··· Records to use
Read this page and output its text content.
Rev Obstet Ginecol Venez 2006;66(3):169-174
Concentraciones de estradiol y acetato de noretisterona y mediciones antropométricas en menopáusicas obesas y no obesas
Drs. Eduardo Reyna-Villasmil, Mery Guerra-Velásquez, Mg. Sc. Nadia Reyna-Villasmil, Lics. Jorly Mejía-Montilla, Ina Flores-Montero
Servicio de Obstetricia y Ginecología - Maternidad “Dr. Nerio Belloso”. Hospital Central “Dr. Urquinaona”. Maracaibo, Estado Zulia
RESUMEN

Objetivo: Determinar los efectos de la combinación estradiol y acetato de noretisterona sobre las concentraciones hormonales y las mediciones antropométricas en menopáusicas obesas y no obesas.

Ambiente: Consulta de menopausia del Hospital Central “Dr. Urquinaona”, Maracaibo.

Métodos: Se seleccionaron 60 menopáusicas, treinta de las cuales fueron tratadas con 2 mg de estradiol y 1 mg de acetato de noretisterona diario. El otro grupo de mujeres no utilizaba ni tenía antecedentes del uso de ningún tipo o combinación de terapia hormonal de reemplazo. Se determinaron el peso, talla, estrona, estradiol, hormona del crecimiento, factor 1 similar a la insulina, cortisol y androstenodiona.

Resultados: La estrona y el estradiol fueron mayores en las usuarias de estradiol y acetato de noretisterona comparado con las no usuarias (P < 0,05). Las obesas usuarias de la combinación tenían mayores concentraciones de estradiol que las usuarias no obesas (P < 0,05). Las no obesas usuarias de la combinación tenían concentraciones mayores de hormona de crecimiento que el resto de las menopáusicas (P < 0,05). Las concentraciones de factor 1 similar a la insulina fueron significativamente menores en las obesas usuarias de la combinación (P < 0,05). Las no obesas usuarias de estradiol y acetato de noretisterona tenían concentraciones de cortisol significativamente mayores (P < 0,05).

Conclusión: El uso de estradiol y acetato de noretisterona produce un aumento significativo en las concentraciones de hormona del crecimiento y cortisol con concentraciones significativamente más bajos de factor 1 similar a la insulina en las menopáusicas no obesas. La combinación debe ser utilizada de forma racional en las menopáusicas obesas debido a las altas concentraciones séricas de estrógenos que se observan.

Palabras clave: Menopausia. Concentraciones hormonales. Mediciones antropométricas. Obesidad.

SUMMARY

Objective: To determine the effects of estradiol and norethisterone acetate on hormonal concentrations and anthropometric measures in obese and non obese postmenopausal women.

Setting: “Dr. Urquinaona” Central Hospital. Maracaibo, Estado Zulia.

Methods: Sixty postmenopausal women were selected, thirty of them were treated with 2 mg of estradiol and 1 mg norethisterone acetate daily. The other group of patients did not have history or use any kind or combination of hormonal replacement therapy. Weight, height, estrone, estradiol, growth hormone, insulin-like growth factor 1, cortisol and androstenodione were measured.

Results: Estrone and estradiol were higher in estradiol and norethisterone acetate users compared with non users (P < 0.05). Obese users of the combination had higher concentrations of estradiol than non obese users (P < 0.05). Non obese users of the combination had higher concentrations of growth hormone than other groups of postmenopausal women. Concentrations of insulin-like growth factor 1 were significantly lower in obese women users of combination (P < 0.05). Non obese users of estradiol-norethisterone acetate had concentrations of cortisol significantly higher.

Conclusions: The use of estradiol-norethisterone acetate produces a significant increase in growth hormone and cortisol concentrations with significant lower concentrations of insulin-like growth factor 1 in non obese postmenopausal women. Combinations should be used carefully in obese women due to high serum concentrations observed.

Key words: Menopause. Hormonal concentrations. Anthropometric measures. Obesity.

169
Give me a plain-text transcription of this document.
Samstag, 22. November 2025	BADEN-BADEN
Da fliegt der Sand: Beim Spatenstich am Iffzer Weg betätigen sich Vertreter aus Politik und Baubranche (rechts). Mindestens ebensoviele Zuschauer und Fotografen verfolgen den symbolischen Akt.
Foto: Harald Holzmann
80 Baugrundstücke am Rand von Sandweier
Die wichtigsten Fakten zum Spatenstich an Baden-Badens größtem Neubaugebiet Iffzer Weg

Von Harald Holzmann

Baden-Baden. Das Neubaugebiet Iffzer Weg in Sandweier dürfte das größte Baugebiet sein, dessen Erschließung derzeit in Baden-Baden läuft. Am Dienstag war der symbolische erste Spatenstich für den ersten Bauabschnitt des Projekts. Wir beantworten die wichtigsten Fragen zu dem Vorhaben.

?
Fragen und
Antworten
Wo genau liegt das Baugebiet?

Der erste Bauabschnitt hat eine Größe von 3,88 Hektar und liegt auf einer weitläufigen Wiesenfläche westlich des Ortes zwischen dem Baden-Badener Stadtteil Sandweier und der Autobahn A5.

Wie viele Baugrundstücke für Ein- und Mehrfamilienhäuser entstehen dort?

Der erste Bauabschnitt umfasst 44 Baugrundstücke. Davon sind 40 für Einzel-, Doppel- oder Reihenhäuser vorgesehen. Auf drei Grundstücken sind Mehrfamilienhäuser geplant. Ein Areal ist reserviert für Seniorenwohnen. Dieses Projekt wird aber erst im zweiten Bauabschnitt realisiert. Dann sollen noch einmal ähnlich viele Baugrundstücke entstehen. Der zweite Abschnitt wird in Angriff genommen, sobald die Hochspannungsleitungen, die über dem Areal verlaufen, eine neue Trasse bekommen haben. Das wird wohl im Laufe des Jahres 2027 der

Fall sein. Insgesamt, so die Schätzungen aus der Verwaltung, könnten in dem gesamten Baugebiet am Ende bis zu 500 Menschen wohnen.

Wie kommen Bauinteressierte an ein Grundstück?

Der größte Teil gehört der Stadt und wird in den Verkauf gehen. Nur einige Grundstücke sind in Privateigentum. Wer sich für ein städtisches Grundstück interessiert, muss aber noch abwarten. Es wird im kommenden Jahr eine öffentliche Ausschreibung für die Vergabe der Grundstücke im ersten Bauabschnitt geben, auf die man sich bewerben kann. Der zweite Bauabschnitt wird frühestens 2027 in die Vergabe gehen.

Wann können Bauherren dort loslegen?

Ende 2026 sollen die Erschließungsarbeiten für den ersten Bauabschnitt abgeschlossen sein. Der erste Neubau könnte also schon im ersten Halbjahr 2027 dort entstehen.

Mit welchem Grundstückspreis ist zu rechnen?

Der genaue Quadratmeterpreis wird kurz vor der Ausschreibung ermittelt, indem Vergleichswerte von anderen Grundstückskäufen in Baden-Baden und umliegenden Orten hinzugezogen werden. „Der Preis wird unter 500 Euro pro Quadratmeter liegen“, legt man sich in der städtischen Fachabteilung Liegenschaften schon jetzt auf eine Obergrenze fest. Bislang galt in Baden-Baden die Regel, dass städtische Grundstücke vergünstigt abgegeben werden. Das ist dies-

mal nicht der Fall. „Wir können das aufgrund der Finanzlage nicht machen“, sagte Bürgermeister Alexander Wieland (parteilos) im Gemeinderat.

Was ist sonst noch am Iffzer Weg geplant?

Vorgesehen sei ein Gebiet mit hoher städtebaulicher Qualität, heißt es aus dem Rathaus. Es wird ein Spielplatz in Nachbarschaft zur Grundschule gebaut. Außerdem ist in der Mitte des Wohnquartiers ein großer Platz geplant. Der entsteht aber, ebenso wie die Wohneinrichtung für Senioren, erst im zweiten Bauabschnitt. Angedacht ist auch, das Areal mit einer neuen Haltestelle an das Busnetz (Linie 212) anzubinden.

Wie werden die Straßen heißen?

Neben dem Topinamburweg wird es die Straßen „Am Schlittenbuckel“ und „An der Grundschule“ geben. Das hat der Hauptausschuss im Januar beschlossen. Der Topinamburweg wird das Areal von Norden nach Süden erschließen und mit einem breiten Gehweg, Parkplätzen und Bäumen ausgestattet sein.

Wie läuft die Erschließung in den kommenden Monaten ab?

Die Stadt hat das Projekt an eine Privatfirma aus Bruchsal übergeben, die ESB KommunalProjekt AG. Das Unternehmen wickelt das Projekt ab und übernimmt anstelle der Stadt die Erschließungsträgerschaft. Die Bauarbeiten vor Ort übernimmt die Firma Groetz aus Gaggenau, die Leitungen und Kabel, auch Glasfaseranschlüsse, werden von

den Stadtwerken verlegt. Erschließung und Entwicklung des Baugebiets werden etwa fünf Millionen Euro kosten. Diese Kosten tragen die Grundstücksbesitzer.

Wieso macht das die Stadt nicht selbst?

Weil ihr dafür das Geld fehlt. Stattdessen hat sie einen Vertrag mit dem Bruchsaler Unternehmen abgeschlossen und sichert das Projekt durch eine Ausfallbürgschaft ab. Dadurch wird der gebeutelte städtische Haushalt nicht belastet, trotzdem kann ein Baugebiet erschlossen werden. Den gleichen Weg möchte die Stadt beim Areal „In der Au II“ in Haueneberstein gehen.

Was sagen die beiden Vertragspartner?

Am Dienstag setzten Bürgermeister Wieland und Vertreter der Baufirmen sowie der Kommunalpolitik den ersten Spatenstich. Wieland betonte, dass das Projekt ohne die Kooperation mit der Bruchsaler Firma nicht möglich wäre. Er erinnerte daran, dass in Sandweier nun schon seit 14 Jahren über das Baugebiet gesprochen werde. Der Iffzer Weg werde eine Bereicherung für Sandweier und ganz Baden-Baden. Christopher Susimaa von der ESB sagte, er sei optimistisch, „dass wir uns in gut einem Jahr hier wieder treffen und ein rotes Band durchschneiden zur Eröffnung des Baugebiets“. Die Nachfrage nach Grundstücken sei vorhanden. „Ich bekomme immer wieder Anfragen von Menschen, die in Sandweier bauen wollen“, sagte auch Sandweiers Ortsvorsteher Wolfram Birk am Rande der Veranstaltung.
······
# [What is being asked]
Whenever a line above includes "kommenden", copy it in full.

# [Response]
Der größte Teil gehört der Stadt und wird in den Verkauf gehen. Nur einige Grundstücke sind in Privateigentum. Wer sich für ein städtisches Grundstück interessiert, muss aber noch abwarten. Es wird im kommenden Jahr eine öffentliche Ausschreibung für die Vergabe der Grundstücke im ersten Bauabschnitt geben, auf die man sich bewerben kann. Der zweite Bauabschnitt wird frühestens 2027 in die Vergabe gehen.
Wie läuft die Erschließung in den kommenden Monaten ab?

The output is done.